Data records:
════════════════════
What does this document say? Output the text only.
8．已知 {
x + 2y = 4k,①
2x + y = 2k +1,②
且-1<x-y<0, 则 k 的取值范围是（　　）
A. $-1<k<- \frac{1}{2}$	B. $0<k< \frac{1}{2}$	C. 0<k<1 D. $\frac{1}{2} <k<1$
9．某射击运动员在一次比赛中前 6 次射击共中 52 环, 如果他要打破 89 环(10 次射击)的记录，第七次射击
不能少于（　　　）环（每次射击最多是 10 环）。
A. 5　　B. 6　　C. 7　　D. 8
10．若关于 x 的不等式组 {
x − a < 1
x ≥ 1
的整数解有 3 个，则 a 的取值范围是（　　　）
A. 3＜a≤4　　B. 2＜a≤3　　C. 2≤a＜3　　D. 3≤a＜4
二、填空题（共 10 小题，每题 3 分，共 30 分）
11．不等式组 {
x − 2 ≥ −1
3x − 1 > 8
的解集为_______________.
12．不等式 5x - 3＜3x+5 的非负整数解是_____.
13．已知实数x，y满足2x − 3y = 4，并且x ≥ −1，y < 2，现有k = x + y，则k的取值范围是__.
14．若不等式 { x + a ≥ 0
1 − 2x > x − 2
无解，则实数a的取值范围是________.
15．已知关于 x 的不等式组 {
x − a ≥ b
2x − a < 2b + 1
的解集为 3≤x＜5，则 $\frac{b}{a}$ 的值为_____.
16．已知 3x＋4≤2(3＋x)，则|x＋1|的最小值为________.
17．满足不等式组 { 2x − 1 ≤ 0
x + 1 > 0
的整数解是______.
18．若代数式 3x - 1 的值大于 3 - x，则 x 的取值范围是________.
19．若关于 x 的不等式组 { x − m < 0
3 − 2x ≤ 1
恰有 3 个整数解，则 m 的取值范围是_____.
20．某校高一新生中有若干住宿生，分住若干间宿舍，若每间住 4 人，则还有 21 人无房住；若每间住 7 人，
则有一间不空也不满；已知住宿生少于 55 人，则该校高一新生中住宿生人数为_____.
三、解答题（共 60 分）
════════════════════
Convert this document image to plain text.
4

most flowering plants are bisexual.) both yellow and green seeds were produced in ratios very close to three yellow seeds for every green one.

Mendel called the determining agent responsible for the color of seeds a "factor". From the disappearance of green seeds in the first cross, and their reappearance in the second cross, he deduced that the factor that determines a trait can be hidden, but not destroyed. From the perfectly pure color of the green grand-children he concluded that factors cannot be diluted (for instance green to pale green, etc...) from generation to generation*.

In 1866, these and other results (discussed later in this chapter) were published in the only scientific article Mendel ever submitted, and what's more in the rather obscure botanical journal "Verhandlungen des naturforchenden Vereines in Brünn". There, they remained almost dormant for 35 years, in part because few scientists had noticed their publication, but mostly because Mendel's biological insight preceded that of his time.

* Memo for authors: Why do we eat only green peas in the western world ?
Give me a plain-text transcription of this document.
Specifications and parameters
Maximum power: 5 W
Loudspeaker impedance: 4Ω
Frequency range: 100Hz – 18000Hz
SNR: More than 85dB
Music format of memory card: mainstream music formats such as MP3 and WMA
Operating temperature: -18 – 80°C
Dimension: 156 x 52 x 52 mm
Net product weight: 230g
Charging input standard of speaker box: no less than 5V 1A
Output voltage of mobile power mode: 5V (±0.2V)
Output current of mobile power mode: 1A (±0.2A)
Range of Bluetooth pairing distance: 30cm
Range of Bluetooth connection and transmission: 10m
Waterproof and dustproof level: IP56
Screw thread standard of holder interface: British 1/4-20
════════════════════
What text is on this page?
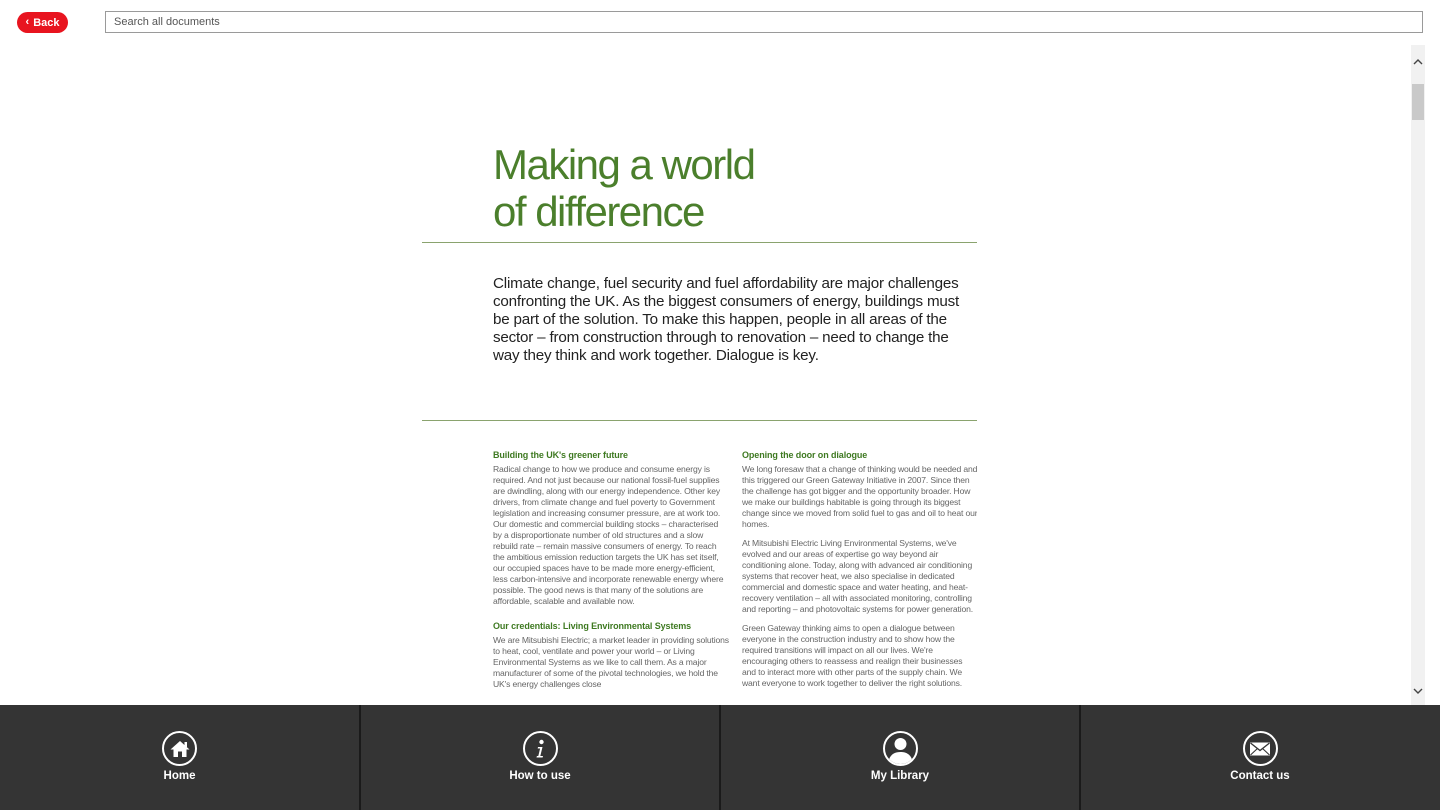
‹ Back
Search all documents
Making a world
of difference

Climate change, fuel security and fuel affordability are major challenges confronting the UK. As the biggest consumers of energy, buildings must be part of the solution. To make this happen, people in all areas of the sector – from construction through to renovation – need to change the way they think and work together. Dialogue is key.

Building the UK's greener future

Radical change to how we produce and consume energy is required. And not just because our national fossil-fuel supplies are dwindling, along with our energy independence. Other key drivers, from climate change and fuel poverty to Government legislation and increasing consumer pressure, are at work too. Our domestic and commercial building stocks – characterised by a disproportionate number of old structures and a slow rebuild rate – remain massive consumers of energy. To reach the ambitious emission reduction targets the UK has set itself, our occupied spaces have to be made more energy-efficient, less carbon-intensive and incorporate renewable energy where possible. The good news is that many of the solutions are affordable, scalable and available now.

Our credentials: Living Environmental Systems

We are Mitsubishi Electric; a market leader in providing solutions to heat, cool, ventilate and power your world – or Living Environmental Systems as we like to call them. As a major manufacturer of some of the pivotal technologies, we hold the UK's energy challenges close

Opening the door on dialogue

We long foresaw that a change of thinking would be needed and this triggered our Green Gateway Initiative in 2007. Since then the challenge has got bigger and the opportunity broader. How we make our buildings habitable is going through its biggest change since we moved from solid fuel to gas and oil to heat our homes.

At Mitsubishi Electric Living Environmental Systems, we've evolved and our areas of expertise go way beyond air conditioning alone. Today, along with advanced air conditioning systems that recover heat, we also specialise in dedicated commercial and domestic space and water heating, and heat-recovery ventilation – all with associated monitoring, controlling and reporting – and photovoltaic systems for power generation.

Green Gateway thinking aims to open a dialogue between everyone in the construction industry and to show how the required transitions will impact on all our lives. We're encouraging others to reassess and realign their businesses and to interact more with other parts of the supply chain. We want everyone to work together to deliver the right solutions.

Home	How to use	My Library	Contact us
════════════════════
Directions: Find each line in the records holding the string "world" and show it.

Exercise answer:
* Memo for authors: Why do we eat only green peas in the western world ?
Making a world
We are Mitsubishi Electric; a market leader in providing solutions to heat, cool, ventilate and power your world – or Living Environmental Systems as we like to call them. As a major manufacturer of some of the pivotal technologies, we hold the UK's energy challenges close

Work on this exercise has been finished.